Task details
Scan the lines below for the word "eltérő". Copy each line you find it in.

Stored records
══════════
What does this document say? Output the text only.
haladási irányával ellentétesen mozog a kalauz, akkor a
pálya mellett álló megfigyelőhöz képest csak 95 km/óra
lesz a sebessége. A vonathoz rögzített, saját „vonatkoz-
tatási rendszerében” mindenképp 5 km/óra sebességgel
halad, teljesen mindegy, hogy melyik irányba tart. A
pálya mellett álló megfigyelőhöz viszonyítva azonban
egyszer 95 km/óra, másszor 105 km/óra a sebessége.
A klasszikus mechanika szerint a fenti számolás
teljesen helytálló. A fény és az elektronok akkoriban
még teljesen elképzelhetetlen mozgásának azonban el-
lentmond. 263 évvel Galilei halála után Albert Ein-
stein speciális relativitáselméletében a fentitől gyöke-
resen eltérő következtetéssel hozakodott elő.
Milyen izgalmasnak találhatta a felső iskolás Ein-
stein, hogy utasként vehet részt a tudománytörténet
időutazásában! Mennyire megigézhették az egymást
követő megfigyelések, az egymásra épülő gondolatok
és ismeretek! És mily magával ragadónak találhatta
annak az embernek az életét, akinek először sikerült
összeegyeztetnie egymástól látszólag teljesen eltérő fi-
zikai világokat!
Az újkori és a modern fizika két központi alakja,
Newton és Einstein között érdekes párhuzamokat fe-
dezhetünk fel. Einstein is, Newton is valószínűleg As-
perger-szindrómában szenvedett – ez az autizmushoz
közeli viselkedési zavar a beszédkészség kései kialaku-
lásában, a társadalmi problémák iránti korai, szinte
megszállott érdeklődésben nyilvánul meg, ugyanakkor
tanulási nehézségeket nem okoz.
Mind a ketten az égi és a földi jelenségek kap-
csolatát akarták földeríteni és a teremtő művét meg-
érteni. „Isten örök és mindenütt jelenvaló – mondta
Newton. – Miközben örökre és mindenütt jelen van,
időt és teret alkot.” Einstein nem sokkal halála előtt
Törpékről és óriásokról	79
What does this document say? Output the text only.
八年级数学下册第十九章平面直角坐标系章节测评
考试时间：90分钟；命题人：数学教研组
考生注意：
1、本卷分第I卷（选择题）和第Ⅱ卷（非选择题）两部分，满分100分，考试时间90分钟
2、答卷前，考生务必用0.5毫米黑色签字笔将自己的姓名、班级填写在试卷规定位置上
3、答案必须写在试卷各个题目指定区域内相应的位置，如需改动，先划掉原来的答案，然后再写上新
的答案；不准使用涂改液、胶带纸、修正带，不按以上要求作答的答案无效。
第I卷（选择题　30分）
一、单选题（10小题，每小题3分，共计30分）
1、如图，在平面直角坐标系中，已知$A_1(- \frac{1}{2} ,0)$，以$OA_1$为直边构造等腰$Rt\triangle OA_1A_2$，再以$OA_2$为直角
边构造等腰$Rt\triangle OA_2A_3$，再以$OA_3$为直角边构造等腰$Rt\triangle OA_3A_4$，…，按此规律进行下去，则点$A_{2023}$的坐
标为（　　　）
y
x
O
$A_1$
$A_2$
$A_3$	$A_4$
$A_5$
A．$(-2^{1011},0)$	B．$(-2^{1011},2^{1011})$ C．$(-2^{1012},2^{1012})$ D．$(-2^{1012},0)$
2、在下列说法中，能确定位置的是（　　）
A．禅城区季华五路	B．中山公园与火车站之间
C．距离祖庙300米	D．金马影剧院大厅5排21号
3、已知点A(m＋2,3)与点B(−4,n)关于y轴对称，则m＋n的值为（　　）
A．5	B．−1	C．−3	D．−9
══════════
Expected answer
resen eltérő következtetéssel hozakodott elő.
összeegyeztetnie egymástól látszólag teljesen eltérő fi-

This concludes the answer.